__Source document__.
╭──

For rifle ammo, I load in two passes:
A1) Deprime (Lee universal depriming die)
A2) Empty
A3) Full length resize and trim (Dillon RapidTrim die)
A4) Empty
A5) Flare case mouth (Lee Universal Flaring die)

... then I tumble the brass to remove the lube and flash from the trim operation, swage the primer pockets if necessary, then:

B1) Deprime to remove any polishing media from the flash hole (Lee universal depriming die)
B2) Prime and dispense powder (Dillon powder die)
B3) Powder Check (optional)
B4) Seat bullet (RCBS seating die)
B5) Crimp (Lee Factory Crimp die)

After I build up a good supply of once fired reloaded brass, I am going to switch to an RCBS X-Die for sizing rifle brass, so I can reload it in one pass like pistol ammo (that's the theory anyway).

Link Posted: 9/5/2010 8:17:59 AM EST

Originally Posted By SuperFLY91:
What about progressive loading for .223 or .243? Do you just resize and prime everything on the progressive, then measure and trim, then go back to the press?

for .223 i think i deprime and trim on the press first and then once the brass is ready i put it in the auto feed hopper. from there the first down stroke is a fresh brass then the primer, then powder, then seat bullet, then crimp, then kicked out.

IIRC I dont have my notes with me right now.
Link Posted: 9/5/2010 12:13:31 PM EST

Originally Posted By SuperFLY91:
What about progressive loading for .223 or .243? Do you just resize and prime everything on the progressive, then measure and trim, then go back to the press?

╰──

__Exercise tasks__.
a) From the reloading excerpt, extract the passage starting with "B4) Seat bullet" and going on through "then kicked out.", copying it without change.
b) According to the reloading excerpt, which die does the writer intend to switch to for sizing rifle brass?

__Extracted material__.
╭──

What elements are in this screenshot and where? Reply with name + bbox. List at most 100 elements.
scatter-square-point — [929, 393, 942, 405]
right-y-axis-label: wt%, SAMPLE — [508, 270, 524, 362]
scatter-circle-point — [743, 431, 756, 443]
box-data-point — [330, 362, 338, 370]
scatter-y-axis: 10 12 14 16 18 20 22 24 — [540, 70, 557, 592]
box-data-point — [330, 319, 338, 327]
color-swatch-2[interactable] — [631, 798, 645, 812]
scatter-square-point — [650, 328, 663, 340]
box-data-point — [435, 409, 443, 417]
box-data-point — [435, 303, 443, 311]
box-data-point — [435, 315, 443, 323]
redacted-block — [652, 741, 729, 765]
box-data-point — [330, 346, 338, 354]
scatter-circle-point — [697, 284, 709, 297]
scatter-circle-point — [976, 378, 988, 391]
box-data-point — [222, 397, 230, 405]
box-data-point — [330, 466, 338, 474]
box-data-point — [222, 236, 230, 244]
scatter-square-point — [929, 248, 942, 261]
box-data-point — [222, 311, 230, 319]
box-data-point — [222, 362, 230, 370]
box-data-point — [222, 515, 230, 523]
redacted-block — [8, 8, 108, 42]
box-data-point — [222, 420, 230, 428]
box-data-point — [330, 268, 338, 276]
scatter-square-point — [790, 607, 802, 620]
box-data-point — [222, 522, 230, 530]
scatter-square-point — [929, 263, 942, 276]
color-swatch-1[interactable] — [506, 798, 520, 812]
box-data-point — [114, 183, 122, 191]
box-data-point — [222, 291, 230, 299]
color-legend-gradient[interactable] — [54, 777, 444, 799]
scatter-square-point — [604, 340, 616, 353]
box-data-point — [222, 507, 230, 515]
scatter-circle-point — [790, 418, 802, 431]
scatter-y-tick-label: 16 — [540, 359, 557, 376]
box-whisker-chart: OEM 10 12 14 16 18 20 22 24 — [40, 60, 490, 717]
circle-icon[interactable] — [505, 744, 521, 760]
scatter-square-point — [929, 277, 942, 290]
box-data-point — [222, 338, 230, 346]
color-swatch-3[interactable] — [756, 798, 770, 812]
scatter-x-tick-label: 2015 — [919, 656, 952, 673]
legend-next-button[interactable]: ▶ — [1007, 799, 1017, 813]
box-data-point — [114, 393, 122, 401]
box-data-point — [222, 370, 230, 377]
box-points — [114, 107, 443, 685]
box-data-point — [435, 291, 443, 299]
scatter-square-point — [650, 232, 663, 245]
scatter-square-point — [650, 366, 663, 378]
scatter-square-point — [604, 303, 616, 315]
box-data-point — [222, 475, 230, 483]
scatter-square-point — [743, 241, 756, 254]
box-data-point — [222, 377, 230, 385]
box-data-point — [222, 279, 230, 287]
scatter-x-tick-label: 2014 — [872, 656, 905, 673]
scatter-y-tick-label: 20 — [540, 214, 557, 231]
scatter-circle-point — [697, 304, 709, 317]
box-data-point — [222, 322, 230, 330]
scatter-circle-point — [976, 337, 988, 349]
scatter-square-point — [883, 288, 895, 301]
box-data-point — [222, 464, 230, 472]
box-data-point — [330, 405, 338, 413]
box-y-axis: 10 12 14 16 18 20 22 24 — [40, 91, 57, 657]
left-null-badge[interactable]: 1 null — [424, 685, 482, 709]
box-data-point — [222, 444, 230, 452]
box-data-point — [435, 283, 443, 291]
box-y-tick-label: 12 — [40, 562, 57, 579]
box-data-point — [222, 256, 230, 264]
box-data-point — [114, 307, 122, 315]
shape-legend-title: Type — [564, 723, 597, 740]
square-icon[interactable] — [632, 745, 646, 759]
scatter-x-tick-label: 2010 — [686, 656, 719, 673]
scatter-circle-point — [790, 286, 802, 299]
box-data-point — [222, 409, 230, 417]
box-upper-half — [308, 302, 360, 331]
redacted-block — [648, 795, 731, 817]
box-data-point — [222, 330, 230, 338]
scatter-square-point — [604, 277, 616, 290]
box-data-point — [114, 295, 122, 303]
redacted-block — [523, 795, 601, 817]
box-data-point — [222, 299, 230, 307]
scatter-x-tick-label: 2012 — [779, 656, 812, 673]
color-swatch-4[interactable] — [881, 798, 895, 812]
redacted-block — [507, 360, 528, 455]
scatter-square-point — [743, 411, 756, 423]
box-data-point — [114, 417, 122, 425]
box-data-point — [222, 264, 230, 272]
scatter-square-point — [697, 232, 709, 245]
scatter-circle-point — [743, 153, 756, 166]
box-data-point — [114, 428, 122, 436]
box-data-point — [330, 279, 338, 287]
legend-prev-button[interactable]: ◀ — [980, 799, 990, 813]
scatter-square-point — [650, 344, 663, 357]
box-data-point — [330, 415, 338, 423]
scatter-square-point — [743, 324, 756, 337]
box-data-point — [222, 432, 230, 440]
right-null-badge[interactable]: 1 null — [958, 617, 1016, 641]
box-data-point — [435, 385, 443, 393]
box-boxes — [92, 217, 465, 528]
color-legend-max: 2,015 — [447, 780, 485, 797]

╰──

__Answers in order__.
a)
B4) Seat bullet (RCBS seating die)
B5) Crimp (Lee Factory Crimp die)

After I build up a good supply of once fired reloaded brass, I am going to switch to an RCBS X-Die for sizing rifle brass, so I can reload it in one pass like pistol ammo (that's the theory anyway).

Link Posted: 9/5/2010 8:17:59 AM EST

Originally Posted By SuperFLY91:
What about progressive loading for .223 or .243? Do you just resize and prime everything on the progressive, then measure and trim, then go back to the press?

for .223 i think i deprime and trim on the press first and then once the brass is ready i put it in the auto feed hopper. from there the first down stroke is a fresh brass then the primer, then powder, then seat bullet, then crimp, then kicked out.

b) An RCBS X-Die.